--- Start Given records ---
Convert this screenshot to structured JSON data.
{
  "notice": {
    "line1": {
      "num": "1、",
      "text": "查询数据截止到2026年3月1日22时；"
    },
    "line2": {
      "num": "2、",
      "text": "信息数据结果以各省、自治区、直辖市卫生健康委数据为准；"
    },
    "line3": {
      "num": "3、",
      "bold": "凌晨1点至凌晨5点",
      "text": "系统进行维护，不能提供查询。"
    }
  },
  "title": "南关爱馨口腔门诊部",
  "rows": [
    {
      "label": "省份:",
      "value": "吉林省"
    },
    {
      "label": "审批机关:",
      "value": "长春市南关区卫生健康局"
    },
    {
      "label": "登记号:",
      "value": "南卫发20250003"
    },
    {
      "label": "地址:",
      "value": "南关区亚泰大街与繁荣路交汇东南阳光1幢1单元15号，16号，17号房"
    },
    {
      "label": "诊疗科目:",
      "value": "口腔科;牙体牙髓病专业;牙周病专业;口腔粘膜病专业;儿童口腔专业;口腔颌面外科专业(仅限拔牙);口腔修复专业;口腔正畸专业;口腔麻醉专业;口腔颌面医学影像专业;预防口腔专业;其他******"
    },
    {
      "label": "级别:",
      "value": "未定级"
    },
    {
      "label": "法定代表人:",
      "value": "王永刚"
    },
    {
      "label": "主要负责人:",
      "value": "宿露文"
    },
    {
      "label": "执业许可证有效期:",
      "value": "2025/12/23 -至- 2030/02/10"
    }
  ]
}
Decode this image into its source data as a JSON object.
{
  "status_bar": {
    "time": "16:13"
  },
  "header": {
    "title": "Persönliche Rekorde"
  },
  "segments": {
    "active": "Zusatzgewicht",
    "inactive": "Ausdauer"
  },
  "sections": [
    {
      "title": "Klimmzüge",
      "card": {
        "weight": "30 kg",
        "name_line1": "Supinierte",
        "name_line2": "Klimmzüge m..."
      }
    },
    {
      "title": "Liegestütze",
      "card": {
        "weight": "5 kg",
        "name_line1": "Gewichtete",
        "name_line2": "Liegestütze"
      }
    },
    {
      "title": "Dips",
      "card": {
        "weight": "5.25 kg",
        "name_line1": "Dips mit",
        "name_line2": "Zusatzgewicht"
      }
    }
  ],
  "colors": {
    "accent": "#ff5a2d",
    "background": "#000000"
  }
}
--- End Given records ---
Repeat every line of the records above exactly.

Convert this screenshot to structured JSON data.
{
  "notice": {
    "line1": {
      "num": "1、",
      "text": "查询数据截止到2026年3月1日22时；"
    },
    "line2": {
      "num": "2、",
      "text": "信息数据结果以各省、自治区、直辖市卫生健康委数据为准；"
    },
    "line3": {
      "num": "3、",
      "bold": "凌晨1点至凌晨5点",
      "text": "系统进行维护，不能提供查询。"
    }
  },
  "title": "南关爱馨口腔门诊部",
  "rows": [
    {
      "label": "省份:",
      "value": "吉林省"
    },
    {
      "label": "审批机关:",
      "value": "长春市南关区卫生健康局"
    },
    {
      "label": "登记号:",
      "value": "南卫发20250003"
    },
    {
      "label": "地址:",
      "value": "南关区亚泰大街与繁荣路交汇东南阳光1幢1单元15号，16号，17号房"
    },
    {
      "label": "诊疗科目:",
      "value": "口腔科;牙体牙髓病专业;牙周病专业;口腔粘膜病专业;儿童口腔专业;口腔颌面外科专业(仅限拔牙);口腔修复专业;口腔正畸专业;口腔麻醉专业;口腔颌面医学影像专业;预防口腔专业;其他******"
    },
    {
      "label": "级别:",
      "value": "未定级"
    },
    {
      "label": "法定代表人:",
      "value": "王永刚"
    },
    {
      "label": "主要负责人:",
      "value": "宿露文"
    },
    {
      "label": "执业许可证有效期:",
      "value": "2025/12/23 -至- 2030/02/10"
    }
  ]
}
Decode this image into its source data as a JSON object.
{
  "status_bar": {
    "time": "16:13"
  },
  "header": {
    "title": "Persönliche Rekorde"
  },
  "segments": {
    "active": "Zusatzgewicht",
    "inactive": "Ausdauer"
  },
  "sections": [
    {
      "title": "Klimmzüge",
      "card": {
        "weight": "30 kg",
        "name_line1": "Supinierte",
        "name_line2": "Klimmzüge m..."
      }
    },
    {
      "title": "Liegestütze",
      "card": {
        "weight": "5 kg",
        "name_line1": "Gewichtete",
        "name_line2": "Liegestütze"
      }
    },
    {
      "title": "Dips",
      "card": {
        "weight": "5.25 kg",
        "name_line1": "Dips mit",
        "name_line2": "Zusatzgewicht"
      }
    }
  ],
  "colors": {
    "accent": "#ff5a2d",
    "background": "#000000"
  }
}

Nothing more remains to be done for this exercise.